====== SUPPLIED ENTRIES

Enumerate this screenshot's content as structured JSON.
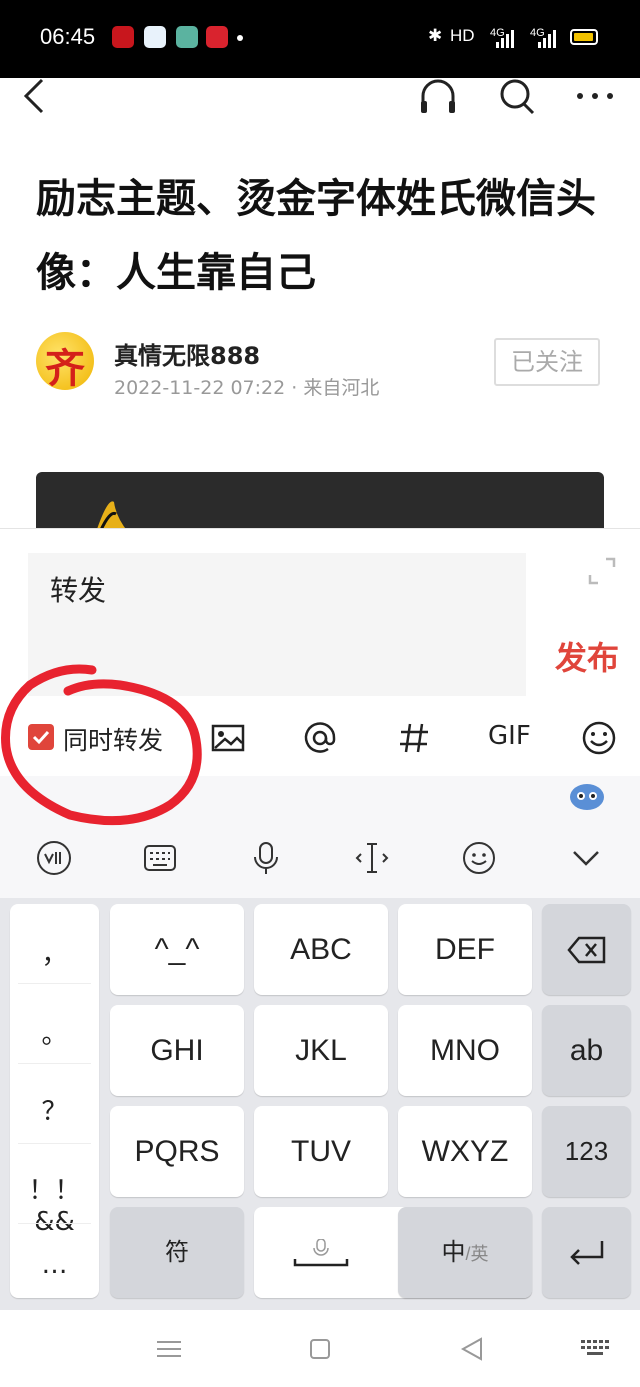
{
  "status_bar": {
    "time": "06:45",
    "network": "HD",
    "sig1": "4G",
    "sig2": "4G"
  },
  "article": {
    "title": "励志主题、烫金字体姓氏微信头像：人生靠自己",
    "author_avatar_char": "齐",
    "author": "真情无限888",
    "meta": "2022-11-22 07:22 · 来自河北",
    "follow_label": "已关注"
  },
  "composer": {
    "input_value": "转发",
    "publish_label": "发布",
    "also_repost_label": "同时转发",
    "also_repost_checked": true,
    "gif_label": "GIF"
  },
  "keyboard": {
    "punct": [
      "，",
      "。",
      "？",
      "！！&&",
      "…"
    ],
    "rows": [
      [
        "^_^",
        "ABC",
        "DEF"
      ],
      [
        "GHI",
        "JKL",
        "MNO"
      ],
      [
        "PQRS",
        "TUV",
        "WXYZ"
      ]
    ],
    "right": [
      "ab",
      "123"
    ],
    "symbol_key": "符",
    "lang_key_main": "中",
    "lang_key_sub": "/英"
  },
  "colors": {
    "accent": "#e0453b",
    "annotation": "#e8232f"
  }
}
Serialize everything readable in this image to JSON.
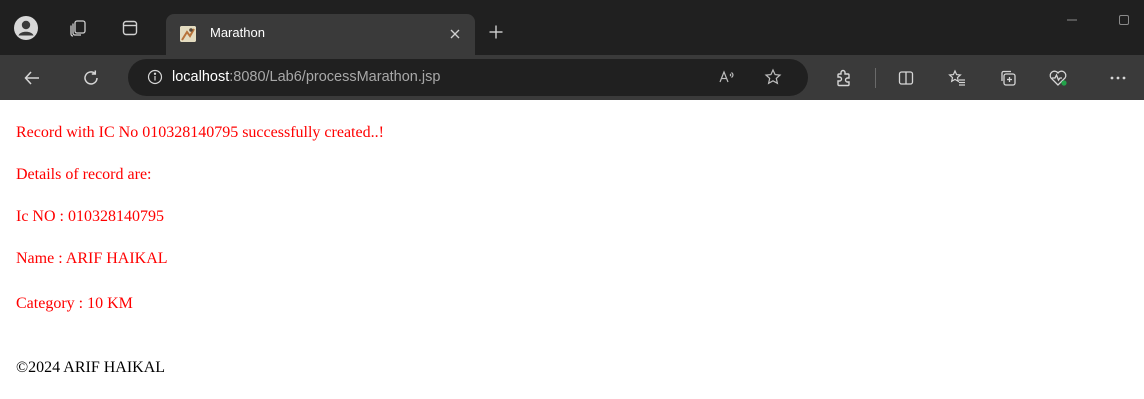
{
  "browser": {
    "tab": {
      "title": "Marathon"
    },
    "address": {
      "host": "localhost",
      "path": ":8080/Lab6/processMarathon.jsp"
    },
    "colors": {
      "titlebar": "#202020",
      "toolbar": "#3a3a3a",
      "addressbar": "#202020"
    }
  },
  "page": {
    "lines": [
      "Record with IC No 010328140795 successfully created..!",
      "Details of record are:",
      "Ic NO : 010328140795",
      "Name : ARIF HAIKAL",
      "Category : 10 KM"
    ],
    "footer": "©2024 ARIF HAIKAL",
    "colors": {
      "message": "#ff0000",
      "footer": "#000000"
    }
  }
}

============

» TASK INSTRUCTIONS: Write the lines from the line containing "Serialize everything readable" through the last line of the data out again exactly, and only those lines; pictures stay out.

» WRITTEN SOLUTION:
Serialize everything readable in this image to JSON.
{
  "browser": {
    "tab": {
      "title": "Marathon"
    },
    "address": {
      "host": "localhost",
      "path": ":8080/Lab6/processMarathon.jsp"
    },
    "colors": {
      "titlebar": "#202020",
      "toolbar": "#3a3a3a",
      "addressbar": "#202020"
    }
  },
  "page": {
    "lines": [
      "Record with IC No 010328140795 successfully created..!",
      "Details of record are:",
      "Ic NO : 010328140795",
      "Name : ARIF HAIKAL",
      "Category : 10 KM"
    ],
    "footer": "©2024 ARIF HAIKAL",
    "colors": {
      "message": "#ff0000",
      "footer": "#000000"
    }
  }
}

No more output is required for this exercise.